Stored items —
^^^^

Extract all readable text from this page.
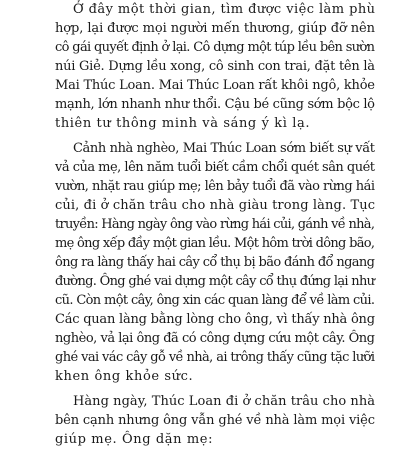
Ở đây một thời gian, tìm được việc làm phù
hợp, lại được mọi người mến thương, giúp đỡ nên
cô gái quyết định ở lại. Cô dựng một túp lều bên sườn
núi Giẻ. Dựng lều xong, cô sinh con trai, đặt tên là
Mai Thúc Loan. Mai Thúc Loan rất khôi ngô, khỏe
mạnh, lớn nhanh như thổi. Cậu bé cũng sớm bộc lộ
thiên tư thông minh và sáng ý kì lạ.
Cảnh nhà nghèo, Mai Thúc Loan sớm biết sự vất
vả của mẹ, lên năm tuổi biết cầm chổi quét sân quét
vườn, nhặt rau giúp mẹ; lên bảy tuổi đã vào rừng hái
củi, đi ở chăn trâu cho nhà giàu trong làng. Tục
truyền: Hàng ngày ông vào rừng hái củi, gánh về nhà,
mẹ ông xếp đầy một gian lều. Một hôm trời dông bão,
ông ra làng thấy hai cây cổ thụ bị bão đánh đổ ngang
đường. Ông ghé vai dựng một cây cổ thụ đứng lại như
cũ. Còn một cây, ông xin các quan làng để về làm củi.
Các quan làng bằng lòng cho ông, vì thấy nhà ông
nghèo, vả lại ông đã có công dựng cứu một cây. Ông
ghé vai vác cây gỗ về nhà, ai trông thấy cũng tặc lưỡi
khen ông khỏe sức.
Hàng ngày, Thúc Loan đi ở chăn trâu cho nhà
bên cạnh nhưng ông vẫn ghé về nhà làm mọi việc
giúp mẹ. Ông dặn mẹ:
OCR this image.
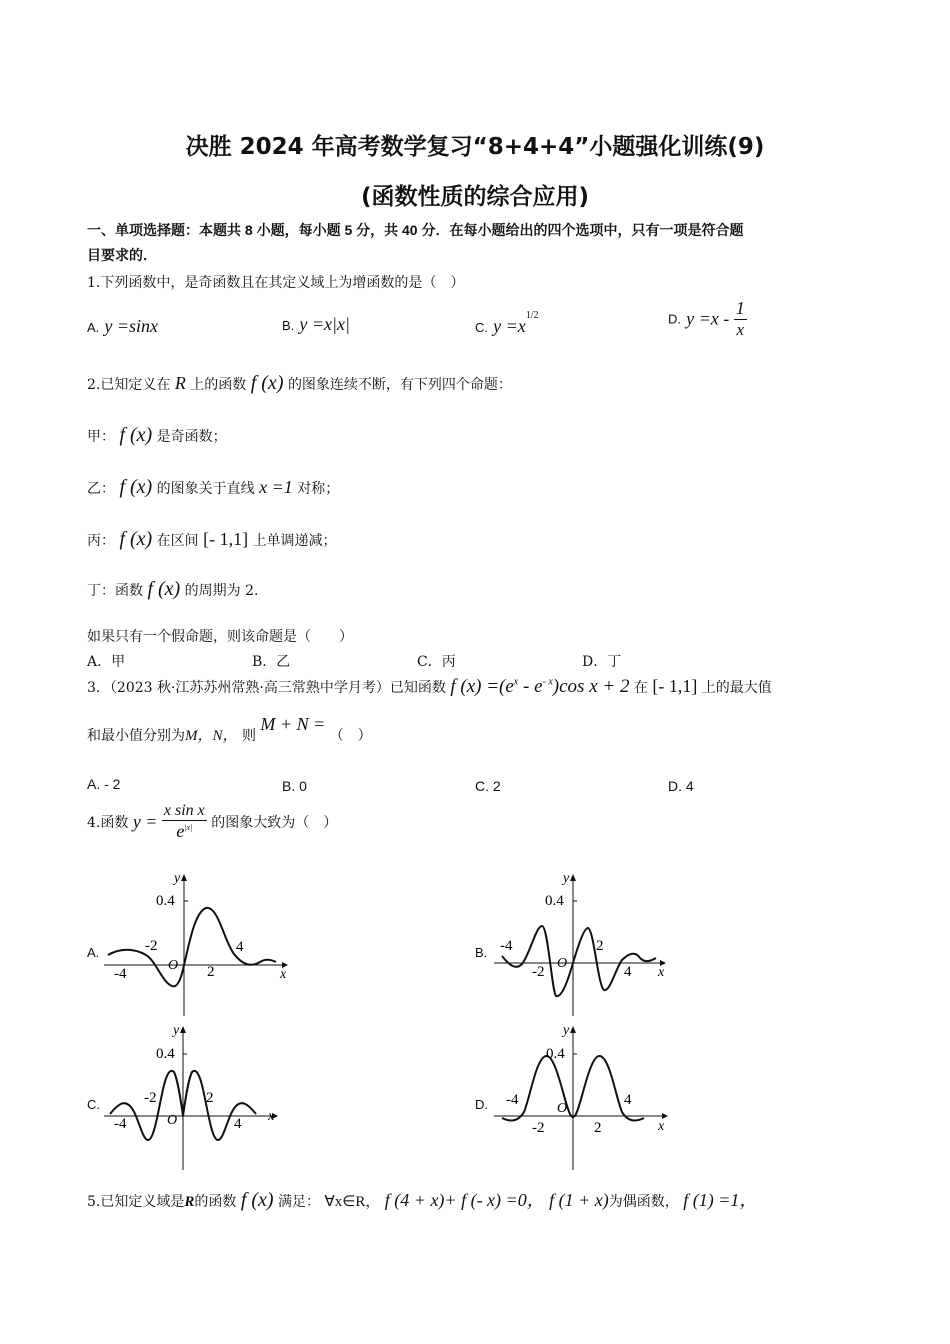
决胜 2024 年高考数学复习“8+4+4”小题强化训练(9)
(函数性质的综合应用)
一、单项选择题：本题共 8 小题，每小题 5 分，共 40 分．在每小题给出的四个选项中，只有一项是符合题
目要求的．
1.下列函数中，是奇函数且在其定义域上为增函数的是（　）
A. y =sinx	B. y =x|x|	C. $y =x^{1/2}$	D. $y =x - \frac{1}{x}$
2.已知定义在 R 上的函数 f (x) 的图象连续不断，有下列四个命题：
甲： f (x) 是奇函数；
乙： f (x) 的图象关于直线 x =1 对称；
丙： f (x) 在区间 [- 1,1] 上单调递减；
丁：函数 f (x) 的周期为 2.
如果只有一个假命题，则该命题是（　　）
A．甲	B．乙	C．丙	D．丁
3．（2023 秋·江苏苏州常熟·高三常熟中学月考）已知函数 f $(x) =(e^x - e^{- x})\cos$ x + 2 在 [- 1,1] 上的最大值
和最小值分别为M，N， 则 M + N = （　）
A. - 2	B. 0	C. 2	D. 4
4.函数 $y = \frac{\text{x sin x}}{e^{|x|}}$ 的图象大致为（　）
A.	B.
C.	D.
y
x
O
0.4
-4
-2
2
4
y
x
O
0.4
-4
-2
2
4
y
x
O
0.4
-4
-2	2
4
y
x
O
0.4
-4
-2	2
4
5.已知定义域是R的函数 f (x) 满足： ∀x∈R， f (4 + x)+ f (- x) =0， f (1 + x)为偶函数， f (1) =1，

^^^^

GIVEN REQUEST — Select and copy every line from the records that includes the word "this".

RESULT —
Extract all readable text from this page.
OCR this image.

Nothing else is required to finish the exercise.